Stored data entries:
···

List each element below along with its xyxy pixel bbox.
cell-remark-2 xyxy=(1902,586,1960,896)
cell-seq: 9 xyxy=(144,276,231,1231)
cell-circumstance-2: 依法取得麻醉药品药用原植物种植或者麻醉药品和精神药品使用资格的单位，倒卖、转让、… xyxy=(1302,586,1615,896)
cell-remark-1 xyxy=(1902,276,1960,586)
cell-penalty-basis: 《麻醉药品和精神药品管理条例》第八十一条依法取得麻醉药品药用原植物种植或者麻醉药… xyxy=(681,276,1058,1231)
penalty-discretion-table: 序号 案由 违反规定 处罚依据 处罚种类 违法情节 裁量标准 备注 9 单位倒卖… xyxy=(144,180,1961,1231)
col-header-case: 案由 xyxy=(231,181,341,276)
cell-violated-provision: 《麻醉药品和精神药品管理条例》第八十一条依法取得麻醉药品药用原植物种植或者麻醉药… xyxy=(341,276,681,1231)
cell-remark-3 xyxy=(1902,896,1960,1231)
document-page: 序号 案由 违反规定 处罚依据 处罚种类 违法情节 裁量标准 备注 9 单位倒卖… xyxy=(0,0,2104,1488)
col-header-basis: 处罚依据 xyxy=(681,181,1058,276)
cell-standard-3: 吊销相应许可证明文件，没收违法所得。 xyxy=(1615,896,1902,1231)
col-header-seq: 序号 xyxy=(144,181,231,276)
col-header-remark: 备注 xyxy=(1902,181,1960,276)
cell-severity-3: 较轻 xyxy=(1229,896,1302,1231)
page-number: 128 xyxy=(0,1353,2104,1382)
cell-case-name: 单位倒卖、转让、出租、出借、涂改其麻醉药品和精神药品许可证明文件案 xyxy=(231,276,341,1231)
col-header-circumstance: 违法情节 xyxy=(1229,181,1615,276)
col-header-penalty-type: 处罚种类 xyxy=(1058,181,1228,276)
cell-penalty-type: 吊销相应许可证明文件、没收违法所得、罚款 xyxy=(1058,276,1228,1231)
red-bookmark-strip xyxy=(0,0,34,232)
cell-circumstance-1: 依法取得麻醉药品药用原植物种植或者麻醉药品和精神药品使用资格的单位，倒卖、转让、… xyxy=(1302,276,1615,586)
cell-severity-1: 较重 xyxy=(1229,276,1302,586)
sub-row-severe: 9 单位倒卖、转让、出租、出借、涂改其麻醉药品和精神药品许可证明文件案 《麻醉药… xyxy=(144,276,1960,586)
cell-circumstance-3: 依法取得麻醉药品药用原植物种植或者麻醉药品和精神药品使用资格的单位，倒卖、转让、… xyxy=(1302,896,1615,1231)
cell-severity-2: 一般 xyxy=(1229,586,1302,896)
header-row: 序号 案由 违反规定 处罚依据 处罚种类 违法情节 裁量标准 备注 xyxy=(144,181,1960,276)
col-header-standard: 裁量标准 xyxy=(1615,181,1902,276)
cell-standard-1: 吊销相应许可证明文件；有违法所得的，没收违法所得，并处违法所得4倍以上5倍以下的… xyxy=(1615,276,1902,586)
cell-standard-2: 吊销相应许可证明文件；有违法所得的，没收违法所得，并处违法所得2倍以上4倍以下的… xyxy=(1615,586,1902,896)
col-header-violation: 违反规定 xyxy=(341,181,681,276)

···

> What to do
Copy out all of the data above verbatim, line by line.

> Finished task
List each element below along with its xyxy pixel bbox.
cell-remark-2 xyxy=(1902,586,1960,896)
cell-seq: 9 xyxy=(144,276,231,1231)
cell-circumstance-2: 依法取得麻醉药品药用原植物种植或者麻醉药品和精神药品使用资格的单位，倒卖、转让、… xyxy=(1302,586,1615,896)
cell-remark-1 xyxy=(1902,276,1960,586)
cell-penalty-basis: 《麻醉药品和精神药品管理条例》第八十一条依法取得麻醉药品药用原植物种植或者麻醉药… xyxy=(681,276,1058,1231)
penalty-discretion-table: 序号 案由 违反规定 处罚依据 处罚种类 违法情节 裁量标准 备注 9 单位倒卖… xyxy=(144,180,1961,1231)
col-header-case: 案由 xyxy=(231,181,341,276)
cell-violated-provision: 《麻醉药品和精神药品管理条例》第八十一条依法取得麻醉药品药用原植物种植或者麻醉药… xyxy=(341,276,681,1231)
cell-remark-3 xyxy=(1902,896,1960,1231)
document-page: 序号 案由 违反规定 处罚依据 处罚种类 违法情节 裁量标准 备注 9 单位倒卖… xyxy=(0,0,2104,1488)
col-header-basis: 处罚依据 xyxy=(681,181,1058,276)
cell-standard-3: 吊销相应许可证明文件，没收违法所得。 xyxy=(1615,896,1902,1231)
col-header-seq: 序号 xyxy=(144,181,231,276)
col-header-remark: 备注 xyxy=(1902,181,1960,276)
cell-severity-3: 较轻 xyxy=(1229,896,1302,1231)
page-number: 128 xyxy=(0,1353,2104,1382)
cell-case-name: 单位倒卖、转让、出租、出借、涂改其麻醉药品和精神药品许可证明文件案 xyxy=(231,276,341,1231)
col-header-circumstance: 违法情节 xyxy=(1229,181,1615,276)
col-header-penalty-type: 处罚种类 xyxy=(1058,181,1228,276)
cell-penalty-type: 吊销相应许可证明文件、没收违法所得、罚款 xyxy=(1058,276,1228,1231)
red-bookmark-strip xyxy=(0,0,34,232)
cell-circumstance-1: 依法取得麻醉药品药用原植物种植或者麻醉药品和精神药品使用资格的单位，倒卖、转让、… xyxy=(1302,276,1615,586)
cell-severity-1: 较重 xyxy=(1229,276,1302,586)
sub-row-severe: 9 单位倒卖、转让、出租、出借、涂改其麻醉药品和精神药品许可证明文件案 《麻醉药… xyxy=(144,276,1960,586)
cell-circumstance-3: 依法取得麻醉药品药用原植物种植或者麻醉药品和精神药品使用资格的单位，倒卖、转让、… xyxy=(1302,896,1615,1231)
cell-severity-2: 一般 xyxy=(1229,586,1302,896)
header-row: 序号 案由 违反规定 处罚依据 处罚种类 违法情节 裁量标准 备注 xyxy=(144,181,1960,276)
col-header-standard: 裁量标准 xyxy=(1615,181,1902,276)
cell-standard-1: 吊销相应许可证明文件；有违法所得的，没收违法所得，并处违法所得4倍以上5倍以下的… xyxy=(1615,276,1902,586)
cell-standard-2: 吊销相应许可证明文件；有违法所得的，没收违法所得，并处违法所得2倍以上4倍以下的… xyxy=(1615,586,1902,896)
col-header-violation: 违反规定 xyxy=(341,181,681,276)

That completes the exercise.